#### Text passage:
I read a testimonial on the Chaplaincy website about a U of T student who felt a religious duty to wear the hijab but whose parents didn’t want her to wear it. What advice would you give her?
I’d need more info. What’s her background? What’s her relationship with her parents like? My job isn’t always to give answers, but to help people find them.

Should Muslim women wear the hijab?
I think they should have the freedom to make their own choice.

Does your wife wear the hijab?
Yes, she does.

You’ve been here for about two months now. Is it difficult to be a devout Muslim living downtown, what with its abundant temptations?
I’ve lived all over the world and actually find it easier in many ways to practise my faith in North America than in countries where Islam is the dominant religion. There’s more curiosity about Islam and room for discussion here.

What do you do for fun?

#### Dataset rows:
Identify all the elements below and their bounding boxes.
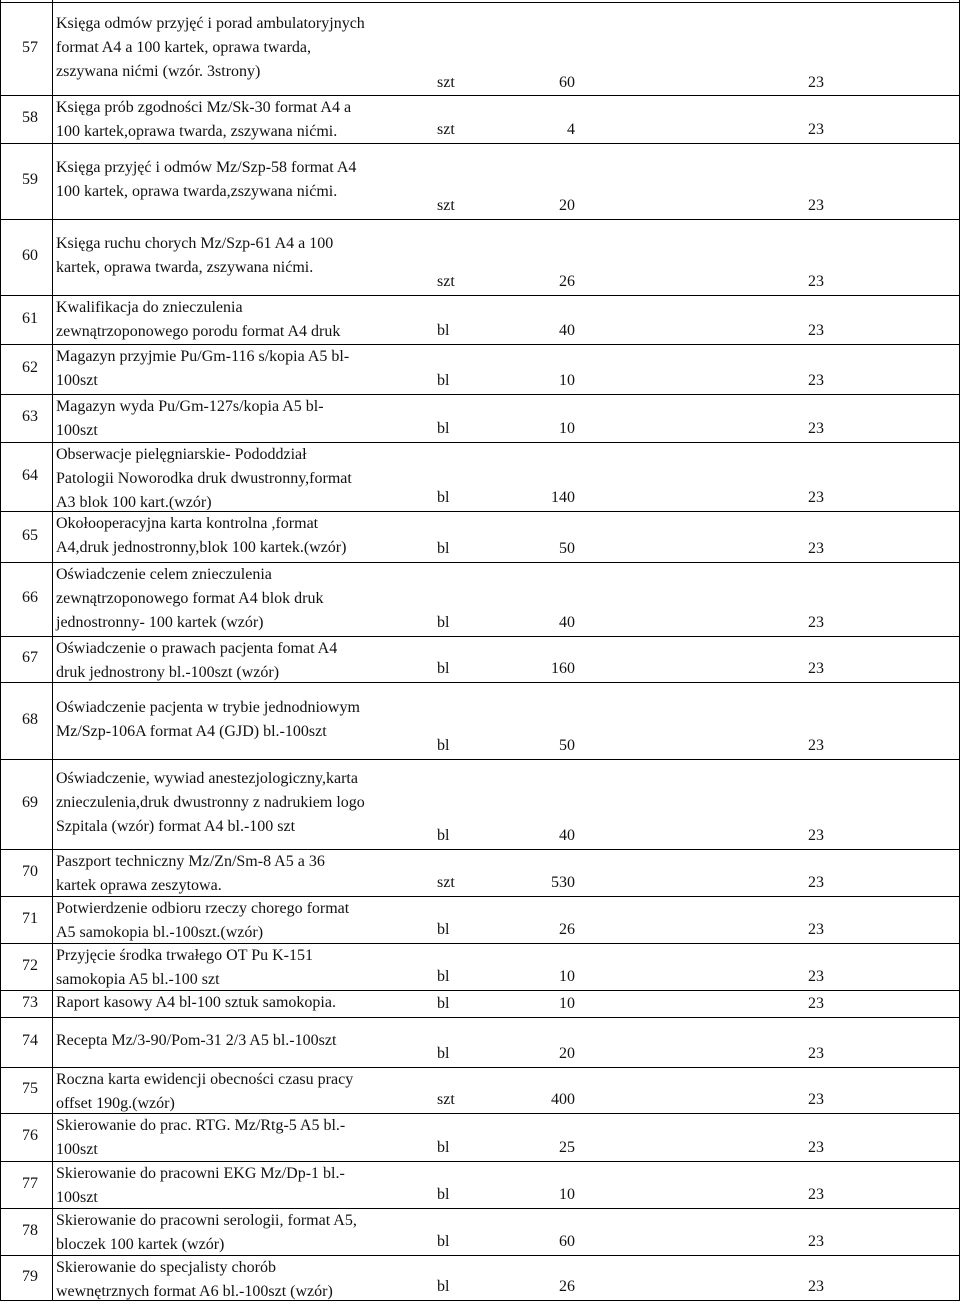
---
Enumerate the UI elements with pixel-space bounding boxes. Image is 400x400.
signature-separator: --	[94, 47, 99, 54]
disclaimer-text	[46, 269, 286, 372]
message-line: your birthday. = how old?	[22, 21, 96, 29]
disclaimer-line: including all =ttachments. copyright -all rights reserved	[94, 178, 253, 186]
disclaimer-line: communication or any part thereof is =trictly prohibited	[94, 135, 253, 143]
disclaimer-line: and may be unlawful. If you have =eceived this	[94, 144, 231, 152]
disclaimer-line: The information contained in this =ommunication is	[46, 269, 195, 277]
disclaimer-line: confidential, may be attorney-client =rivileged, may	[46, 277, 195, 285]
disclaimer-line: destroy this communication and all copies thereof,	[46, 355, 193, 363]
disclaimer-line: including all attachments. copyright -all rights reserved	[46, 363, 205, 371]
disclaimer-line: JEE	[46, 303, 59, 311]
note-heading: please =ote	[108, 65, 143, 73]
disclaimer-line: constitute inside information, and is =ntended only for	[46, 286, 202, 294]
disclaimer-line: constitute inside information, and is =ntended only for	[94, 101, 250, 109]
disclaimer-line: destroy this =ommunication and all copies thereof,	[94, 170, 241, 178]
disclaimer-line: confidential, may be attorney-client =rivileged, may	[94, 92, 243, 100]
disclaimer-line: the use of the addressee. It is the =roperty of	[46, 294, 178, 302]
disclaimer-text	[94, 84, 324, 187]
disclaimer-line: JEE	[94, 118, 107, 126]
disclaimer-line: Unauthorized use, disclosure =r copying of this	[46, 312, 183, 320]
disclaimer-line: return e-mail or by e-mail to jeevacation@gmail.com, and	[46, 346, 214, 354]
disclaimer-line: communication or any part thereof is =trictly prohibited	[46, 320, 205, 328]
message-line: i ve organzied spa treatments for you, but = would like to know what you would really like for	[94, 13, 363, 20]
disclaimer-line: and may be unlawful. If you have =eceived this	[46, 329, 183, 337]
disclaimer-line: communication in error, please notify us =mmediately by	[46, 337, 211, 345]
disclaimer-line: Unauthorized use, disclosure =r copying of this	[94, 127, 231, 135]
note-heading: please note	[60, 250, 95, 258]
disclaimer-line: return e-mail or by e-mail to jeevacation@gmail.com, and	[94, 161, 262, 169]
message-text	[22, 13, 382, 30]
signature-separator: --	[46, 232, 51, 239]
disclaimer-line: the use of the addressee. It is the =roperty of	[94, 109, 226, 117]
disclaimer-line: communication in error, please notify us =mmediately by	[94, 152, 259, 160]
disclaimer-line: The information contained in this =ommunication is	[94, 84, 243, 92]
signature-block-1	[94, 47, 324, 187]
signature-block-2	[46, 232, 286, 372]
==
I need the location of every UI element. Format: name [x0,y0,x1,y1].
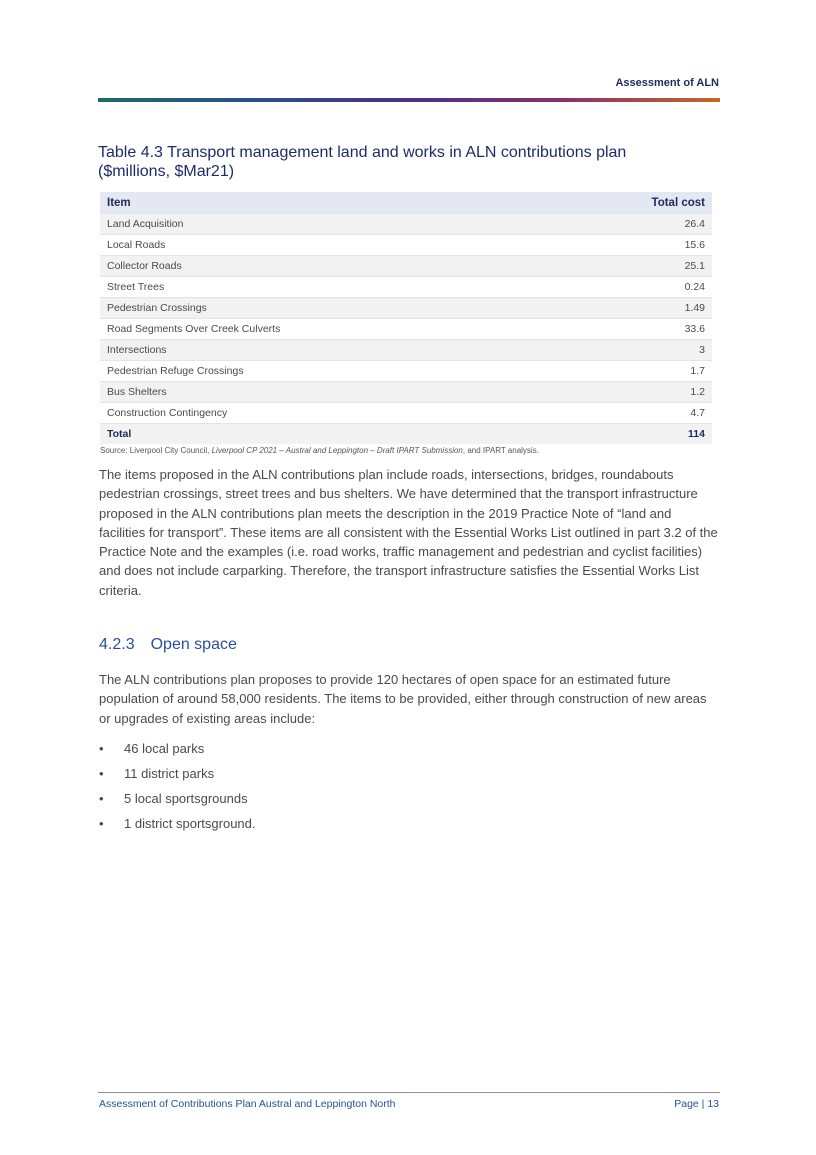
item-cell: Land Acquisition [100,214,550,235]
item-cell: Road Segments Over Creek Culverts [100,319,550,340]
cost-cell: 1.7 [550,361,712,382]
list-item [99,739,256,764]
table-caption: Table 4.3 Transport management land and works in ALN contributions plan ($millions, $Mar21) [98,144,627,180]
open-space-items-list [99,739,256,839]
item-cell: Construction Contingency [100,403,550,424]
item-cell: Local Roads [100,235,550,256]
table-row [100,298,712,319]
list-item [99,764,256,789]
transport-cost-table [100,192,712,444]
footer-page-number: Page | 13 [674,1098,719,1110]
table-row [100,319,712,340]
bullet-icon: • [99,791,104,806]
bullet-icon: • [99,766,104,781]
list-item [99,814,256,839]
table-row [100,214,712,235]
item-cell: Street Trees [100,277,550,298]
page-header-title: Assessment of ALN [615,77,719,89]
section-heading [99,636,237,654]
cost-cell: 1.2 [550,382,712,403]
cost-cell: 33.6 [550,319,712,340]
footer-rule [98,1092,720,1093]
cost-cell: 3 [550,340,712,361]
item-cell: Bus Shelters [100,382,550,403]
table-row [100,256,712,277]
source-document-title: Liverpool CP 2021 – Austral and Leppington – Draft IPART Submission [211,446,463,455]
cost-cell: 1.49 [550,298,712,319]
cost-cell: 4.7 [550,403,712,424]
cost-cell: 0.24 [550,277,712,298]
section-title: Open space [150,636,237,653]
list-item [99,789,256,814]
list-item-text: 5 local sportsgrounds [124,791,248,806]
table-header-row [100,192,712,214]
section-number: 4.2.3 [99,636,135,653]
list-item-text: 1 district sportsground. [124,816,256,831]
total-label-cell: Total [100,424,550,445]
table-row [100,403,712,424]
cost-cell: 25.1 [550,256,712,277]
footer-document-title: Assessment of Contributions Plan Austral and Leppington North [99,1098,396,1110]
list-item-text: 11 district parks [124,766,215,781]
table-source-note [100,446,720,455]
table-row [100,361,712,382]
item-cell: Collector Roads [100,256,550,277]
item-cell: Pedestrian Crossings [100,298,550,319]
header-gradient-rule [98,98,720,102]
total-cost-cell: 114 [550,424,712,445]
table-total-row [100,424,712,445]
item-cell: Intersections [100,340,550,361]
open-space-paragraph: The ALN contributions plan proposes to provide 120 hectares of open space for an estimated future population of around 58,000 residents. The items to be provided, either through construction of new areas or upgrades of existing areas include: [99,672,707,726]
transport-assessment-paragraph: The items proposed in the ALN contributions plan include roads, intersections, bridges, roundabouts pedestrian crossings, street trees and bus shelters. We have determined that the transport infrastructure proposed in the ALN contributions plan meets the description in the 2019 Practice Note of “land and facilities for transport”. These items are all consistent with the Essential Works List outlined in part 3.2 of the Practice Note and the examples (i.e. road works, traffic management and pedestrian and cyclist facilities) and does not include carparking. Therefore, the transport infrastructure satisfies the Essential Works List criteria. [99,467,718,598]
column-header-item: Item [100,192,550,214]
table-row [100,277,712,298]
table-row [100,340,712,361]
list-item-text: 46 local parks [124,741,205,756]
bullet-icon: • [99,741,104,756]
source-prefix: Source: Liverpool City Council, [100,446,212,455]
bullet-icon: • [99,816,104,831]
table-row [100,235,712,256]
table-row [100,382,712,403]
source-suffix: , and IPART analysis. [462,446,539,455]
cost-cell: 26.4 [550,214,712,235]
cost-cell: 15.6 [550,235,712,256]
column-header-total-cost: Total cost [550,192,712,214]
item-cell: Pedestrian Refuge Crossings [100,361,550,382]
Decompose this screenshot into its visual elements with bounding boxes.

#### Written exercise A:
In the hijab interview, where does the person answering find it easier in many ways to practise the faith than in countries where Islam is the dominant religion?
#### Written exercise B:
Go on with the hijab interview from the point where it stops.
The entries play no part in what comes next.

#### Exercise output A:
North America.

#### Exercise output B:
I’m really into photography, books and movies. I arrived in Toronto during TIFF, which I love. I’m a big fan of Lord of the Rings and can’t wait to see The Hobbit. One of my favourite books is How to Win Friends and Influence People by Dale Carn­egie, which is important if you work with people.

That’s a surprising reference for a 28-year-old, since that book is from the 1930s. What do you like about it?
Much of the advice relates to Islam: putting others before yourself, asking how people are doing and acknowledging their concerns. Essentially, how to treat others.